— Text for analysis —
Although he lived on bread himself, and poverty was his chosen lady, he regarded the asceticism of the early Middle Ages as futile and rejected it. The fire of life burned in him so ardently that he gave no thought to the morrow, and literally followed the admonition of the Gospels: “So likewise, whosoever he be of you that forsaketh not all that he hath, he cannot be My disciple.” We read in the Fioretti (perhaps the oldest popular collection of poems in existence) that he expressly prohibited asceticism as a principle; an idea too foreign to the spirit of the age to have been an invention. He also disapproved of the secluded monastic life, then the universal ideal of the vita contemplativa, and insisted on his followers living in the world, radiating love and sustaining life by the charity of their fellow-men.

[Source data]
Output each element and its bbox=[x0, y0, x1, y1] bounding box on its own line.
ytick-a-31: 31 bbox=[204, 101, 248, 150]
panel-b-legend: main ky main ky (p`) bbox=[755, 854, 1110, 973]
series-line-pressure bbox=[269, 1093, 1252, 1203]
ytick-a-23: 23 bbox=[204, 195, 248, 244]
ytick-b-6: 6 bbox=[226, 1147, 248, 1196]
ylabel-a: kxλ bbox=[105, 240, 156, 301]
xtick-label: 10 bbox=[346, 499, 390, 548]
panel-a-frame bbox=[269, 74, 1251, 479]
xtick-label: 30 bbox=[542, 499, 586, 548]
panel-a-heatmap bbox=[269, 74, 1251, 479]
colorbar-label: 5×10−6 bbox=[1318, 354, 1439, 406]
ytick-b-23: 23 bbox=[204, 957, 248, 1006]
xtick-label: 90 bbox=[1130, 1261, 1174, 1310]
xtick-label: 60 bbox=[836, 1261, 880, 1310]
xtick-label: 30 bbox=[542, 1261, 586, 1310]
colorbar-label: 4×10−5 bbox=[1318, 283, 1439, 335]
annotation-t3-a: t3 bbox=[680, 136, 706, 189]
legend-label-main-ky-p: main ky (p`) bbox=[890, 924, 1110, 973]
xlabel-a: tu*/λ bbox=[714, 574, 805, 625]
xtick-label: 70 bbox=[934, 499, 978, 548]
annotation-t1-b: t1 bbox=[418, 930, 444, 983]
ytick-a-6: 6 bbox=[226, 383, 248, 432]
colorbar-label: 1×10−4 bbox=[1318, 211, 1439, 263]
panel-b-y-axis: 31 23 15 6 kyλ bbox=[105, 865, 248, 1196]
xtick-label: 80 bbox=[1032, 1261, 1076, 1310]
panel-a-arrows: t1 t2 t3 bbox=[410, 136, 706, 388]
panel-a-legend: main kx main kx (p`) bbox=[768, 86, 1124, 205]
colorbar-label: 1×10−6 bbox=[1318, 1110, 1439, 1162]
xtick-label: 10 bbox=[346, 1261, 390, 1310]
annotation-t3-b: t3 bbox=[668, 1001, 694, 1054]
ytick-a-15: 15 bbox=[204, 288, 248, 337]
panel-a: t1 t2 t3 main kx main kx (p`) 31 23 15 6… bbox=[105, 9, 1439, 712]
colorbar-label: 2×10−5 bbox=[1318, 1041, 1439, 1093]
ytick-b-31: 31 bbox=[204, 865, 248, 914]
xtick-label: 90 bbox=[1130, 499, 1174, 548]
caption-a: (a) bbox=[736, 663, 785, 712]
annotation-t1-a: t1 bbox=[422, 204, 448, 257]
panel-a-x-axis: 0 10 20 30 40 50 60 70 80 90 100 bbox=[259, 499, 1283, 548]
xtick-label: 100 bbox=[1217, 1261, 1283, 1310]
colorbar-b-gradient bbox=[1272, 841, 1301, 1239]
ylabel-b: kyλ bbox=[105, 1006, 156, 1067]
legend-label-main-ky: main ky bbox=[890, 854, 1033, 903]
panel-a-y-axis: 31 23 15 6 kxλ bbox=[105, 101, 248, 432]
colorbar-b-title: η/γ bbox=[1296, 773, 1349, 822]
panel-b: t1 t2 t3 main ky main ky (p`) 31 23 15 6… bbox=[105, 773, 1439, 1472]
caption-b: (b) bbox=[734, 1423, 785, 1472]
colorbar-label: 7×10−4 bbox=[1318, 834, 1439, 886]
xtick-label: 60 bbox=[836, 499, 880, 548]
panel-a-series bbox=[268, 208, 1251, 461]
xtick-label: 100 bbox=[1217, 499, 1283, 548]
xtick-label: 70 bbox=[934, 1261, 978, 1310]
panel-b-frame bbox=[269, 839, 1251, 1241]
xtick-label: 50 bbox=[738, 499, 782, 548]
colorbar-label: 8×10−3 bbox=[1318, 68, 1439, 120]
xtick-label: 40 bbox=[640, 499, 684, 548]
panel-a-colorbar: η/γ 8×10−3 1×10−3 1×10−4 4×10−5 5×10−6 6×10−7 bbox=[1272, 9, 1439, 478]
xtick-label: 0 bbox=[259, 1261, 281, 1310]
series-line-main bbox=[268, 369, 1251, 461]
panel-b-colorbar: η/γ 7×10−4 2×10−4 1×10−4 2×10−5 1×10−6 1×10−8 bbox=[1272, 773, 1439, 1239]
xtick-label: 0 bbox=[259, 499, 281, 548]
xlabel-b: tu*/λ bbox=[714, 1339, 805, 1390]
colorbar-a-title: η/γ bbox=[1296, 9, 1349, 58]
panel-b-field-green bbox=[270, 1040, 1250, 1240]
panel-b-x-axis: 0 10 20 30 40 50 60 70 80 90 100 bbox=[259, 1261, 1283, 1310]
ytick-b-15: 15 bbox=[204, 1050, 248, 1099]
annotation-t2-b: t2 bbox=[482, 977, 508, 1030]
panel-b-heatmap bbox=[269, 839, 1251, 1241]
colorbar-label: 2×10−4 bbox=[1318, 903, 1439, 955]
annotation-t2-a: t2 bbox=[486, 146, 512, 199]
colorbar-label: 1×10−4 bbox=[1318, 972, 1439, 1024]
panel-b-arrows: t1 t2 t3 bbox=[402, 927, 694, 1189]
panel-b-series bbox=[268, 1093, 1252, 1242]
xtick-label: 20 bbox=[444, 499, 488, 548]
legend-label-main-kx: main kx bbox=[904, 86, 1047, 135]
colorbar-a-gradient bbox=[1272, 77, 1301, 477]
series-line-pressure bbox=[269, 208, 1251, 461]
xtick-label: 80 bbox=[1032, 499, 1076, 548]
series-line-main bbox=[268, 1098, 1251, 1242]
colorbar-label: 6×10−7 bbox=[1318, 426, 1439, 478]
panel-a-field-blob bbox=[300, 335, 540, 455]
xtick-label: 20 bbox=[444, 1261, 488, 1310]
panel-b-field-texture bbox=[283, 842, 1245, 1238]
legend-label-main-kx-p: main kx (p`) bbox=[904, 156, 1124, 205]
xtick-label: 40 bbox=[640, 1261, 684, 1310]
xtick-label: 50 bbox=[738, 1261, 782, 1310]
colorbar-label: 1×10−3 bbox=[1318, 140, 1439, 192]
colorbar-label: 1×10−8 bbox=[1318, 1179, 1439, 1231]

— Task objective —
Answer the following questions using the passage on asceticism above:
1. What did he regard as futile and reject?
2. Which collection is cited as stating that he prohibited asceticism as a principle?
3. What kind of life did he disapprove of, and where did he insist his followers live?

— Written solution —
1. The asceticism of the early Middle Ages.
2. The Fioretti.
3. The secluded monastic life; he insisted that his followers live in the world.